## Instructions for the task
Write out the entries, please, from the line containing "Extract all readable text from this page." through their final line, exactly and with nothing else.

## Dataset
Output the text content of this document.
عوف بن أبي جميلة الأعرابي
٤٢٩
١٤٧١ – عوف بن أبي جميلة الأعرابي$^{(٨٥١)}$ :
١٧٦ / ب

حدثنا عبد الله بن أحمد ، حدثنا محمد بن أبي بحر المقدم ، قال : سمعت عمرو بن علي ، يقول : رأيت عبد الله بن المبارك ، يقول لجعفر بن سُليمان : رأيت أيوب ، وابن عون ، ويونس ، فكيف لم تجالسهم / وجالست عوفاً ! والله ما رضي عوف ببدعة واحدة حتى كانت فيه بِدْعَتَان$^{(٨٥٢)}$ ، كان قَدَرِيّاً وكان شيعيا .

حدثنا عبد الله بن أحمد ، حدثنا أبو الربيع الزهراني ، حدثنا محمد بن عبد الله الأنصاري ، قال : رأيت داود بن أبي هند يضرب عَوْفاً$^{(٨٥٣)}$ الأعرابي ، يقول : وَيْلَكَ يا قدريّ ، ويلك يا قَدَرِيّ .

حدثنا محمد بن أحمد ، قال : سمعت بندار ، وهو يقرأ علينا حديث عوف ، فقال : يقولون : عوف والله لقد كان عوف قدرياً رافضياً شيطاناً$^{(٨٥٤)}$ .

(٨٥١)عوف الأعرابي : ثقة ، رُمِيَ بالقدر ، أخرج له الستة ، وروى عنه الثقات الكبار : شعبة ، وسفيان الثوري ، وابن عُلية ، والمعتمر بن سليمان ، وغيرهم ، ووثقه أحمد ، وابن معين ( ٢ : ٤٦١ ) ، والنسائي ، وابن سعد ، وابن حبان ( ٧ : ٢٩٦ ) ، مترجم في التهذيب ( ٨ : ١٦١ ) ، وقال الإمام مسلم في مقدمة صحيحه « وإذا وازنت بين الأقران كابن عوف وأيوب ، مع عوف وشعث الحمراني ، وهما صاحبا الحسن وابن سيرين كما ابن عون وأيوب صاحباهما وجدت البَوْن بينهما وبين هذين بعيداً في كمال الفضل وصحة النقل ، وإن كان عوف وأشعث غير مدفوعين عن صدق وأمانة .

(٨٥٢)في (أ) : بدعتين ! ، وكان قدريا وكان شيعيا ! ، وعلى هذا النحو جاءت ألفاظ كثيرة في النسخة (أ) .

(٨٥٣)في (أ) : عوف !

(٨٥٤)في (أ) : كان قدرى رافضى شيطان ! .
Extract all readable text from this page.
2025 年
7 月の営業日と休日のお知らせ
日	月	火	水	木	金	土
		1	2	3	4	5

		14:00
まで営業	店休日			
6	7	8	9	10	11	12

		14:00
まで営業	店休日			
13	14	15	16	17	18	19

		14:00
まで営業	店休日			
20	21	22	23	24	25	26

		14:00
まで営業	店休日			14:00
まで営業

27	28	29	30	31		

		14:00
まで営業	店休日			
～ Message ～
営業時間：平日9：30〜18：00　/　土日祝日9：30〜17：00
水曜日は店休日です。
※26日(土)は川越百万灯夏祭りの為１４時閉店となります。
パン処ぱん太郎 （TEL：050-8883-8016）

## Written reply
Extract all readable text from this page.
2025 年
7 月の営業日と休日のお知らせ
日	月	火	水	木	金	土
		1	2	3	4	5

		14:00
まで営業	店休日			
6	7	8	9	10	11	12

		14:00
まで営業	店休日			
13	14	15	16	17	18	19

		14:00
まで営業	店休日			
20	21	22	23	24	25	26

		14:00
まで営業	店休日			14:00
まで営業

27	28	29	30	31		

		14:00
まで営業	店休日			
～ Message ～
営業時間：平日9：30〜18：00　/　土日祝日9：30〜17：00
水曜日は店休日です。
※26日(土)は川越百万灯夏祭りの為１４時閉店となります。
パン処ぱん太郎 （TEL：050-8883-8016）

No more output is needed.